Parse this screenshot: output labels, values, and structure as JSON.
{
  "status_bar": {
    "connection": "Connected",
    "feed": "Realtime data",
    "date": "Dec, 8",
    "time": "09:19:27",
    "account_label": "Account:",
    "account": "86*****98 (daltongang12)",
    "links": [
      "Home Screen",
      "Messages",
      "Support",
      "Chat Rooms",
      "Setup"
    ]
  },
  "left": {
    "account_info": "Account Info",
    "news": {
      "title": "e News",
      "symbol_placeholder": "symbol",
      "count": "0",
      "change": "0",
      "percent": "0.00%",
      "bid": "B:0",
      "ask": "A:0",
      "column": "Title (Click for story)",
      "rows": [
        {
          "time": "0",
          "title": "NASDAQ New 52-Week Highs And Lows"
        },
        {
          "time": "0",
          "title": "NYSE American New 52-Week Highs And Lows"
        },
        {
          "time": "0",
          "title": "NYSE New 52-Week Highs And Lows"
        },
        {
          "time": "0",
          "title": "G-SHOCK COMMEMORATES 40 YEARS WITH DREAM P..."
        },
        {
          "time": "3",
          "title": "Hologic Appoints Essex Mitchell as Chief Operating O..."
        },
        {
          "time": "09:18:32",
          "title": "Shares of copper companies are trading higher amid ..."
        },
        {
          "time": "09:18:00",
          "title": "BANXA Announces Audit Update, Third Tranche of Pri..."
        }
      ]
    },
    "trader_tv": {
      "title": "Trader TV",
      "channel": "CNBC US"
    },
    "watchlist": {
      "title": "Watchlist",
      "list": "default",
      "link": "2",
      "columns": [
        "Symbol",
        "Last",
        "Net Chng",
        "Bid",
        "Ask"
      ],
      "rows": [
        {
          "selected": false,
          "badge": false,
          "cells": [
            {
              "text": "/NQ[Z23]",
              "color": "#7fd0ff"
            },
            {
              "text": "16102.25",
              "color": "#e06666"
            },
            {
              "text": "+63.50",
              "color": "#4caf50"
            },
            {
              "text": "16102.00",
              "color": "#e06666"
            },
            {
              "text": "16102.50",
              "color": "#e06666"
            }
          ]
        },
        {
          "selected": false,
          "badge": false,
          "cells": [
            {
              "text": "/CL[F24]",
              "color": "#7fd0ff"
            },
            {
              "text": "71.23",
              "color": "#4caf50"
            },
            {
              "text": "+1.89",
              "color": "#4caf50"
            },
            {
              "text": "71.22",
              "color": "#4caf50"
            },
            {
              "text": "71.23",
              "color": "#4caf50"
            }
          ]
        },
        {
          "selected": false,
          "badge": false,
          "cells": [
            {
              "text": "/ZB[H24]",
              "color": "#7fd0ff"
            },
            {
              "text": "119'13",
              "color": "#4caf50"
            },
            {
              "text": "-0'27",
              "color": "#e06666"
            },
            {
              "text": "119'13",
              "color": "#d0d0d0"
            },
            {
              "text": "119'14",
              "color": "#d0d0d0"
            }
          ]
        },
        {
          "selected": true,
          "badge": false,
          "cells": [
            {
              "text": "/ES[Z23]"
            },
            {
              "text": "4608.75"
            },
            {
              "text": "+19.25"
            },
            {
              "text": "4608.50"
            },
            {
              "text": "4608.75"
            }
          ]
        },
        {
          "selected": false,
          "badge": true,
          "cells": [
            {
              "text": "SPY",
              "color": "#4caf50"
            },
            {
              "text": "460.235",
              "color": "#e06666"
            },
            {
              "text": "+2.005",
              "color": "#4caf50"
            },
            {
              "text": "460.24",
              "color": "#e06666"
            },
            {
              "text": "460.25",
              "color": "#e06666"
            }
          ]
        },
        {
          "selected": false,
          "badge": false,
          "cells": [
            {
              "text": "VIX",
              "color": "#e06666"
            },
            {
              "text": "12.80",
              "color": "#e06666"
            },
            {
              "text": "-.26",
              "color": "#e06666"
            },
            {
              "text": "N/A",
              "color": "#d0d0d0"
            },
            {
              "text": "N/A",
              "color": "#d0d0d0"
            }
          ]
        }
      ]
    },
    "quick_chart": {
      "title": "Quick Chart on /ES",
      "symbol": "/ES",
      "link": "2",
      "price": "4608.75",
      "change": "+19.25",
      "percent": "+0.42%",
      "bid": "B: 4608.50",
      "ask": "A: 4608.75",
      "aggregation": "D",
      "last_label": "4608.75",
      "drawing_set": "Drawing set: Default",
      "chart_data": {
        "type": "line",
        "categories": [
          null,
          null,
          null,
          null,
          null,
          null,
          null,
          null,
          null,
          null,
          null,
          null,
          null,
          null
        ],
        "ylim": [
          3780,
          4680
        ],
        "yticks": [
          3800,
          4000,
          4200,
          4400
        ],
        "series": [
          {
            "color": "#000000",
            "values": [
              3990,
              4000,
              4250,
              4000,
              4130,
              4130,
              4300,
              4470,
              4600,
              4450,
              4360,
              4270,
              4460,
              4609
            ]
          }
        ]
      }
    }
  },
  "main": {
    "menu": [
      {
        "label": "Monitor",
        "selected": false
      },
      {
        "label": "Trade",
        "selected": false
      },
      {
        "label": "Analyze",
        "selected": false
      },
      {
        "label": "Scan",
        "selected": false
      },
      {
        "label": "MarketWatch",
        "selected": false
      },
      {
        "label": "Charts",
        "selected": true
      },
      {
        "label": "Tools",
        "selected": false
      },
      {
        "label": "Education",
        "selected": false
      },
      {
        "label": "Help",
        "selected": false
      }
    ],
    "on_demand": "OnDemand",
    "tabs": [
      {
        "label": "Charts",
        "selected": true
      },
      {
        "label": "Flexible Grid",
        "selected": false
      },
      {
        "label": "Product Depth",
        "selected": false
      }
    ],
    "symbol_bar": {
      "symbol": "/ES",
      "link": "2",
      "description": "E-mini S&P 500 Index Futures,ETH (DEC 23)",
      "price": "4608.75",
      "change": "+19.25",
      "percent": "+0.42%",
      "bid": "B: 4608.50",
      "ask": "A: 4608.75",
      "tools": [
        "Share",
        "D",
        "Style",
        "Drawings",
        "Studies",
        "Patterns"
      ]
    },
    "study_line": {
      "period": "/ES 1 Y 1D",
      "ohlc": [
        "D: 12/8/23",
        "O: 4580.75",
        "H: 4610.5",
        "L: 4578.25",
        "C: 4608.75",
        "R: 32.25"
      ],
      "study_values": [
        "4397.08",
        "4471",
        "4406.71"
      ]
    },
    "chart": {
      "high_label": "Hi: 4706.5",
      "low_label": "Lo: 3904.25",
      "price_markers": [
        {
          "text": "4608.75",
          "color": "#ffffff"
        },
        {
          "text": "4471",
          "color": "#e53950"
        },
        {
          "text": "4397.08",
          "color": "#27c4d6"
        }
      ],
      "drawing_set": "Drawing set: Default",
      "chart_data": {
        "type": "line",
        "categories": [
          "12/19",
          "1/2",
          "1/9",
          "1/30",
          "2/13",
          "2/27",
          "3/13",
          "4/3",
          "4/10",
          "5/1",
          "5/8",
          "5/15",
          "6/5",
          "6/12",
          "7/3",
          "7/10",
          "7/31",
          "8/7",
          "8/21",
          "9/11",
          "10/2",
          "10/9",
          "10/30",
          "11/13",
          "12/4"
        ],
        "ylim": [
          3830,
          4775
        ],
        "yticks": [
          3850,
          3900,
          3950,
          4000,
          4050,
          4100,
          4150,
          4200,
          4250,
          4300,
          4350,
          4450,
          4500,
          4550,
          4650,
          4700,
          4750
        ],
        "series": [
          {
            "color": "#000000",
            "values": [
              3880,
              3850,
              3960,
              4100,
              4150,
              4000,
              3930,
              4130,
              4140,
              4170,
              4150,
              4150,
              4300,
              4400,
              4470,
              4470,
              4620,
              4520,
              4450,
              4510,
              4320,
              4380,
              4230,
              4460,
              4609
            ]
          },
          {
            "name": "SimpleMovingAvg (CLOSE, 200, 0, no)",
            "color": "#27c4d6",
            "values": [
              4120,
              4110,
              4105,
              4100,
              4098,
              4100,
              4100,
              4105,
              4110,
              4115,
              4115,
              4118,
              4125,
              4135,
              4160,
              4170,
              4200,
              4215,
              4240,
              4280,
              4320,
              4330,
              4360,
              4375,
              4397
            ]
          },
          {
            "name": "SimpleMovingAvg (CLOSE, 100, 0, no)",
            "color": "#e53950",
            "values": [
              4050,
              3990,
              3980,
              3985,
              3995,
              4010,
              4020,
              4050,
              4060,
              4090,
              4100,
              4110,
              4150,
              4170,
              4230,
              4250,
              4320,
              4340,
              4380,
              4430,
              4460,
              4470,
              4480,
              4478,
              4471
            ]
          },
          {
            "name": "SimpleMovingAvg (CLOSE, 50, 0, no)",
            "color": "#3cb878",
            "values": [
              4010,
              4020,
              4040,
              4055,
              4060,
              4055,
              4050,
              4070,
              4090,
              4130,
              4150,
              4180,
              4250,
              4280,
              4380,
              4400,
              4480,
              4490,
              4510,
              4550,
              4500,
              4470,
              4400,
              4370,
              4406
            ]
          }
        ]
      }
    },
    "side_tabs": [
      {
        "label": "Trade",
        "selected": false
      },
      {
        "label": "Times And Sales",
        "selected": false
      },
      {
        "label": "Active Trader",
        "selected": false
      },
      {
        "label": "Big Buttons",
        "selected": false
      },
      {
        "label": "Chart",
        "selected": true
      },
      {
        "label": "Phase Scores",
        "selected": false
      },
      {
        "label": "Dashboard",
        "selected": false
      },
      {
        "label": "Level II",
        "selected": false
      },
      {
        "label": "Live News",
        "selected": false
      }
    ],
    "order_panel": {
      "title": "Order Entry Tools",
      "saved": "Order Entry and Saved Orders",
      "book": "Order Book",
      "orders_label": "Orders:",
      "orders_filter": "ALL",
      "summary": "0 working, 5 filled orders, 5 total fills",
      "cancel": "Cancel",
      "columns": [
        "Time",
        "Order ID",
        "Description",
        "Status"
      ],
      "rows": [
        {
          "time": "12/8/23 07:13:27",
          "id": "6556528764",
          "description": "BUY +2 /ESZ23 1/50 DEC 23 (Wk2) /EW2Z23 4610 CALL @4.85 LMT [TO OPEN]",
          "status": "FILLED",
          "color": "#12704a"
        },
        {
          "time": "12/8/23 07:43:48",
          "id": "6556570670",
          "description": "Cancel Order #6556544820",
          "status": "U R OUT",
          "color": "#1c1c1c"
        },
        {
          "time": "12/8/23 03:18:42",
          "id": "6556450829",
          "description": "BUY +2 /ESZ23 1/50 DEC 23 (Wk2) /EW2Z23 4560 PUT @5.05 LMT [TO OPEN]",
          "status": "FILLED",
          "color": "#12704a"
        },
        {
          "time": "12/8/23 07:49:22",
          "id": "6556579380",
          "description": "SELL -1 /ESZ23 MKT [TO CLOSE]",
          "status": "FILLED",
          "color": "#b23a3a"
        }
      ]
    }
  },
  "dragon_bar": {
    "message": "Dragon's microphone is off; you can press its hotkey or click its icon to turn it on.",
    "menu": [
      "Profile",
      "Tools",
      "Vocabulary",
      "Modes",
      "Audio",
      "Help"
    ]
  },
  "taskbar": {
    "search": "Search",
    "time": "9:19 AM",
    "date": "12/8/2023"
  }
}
::::::
(TASK INSTRUCTIONS):
Report the number of lines that contain "NYSE", with no other words.

(RESULT OF THE EXERCISE):
2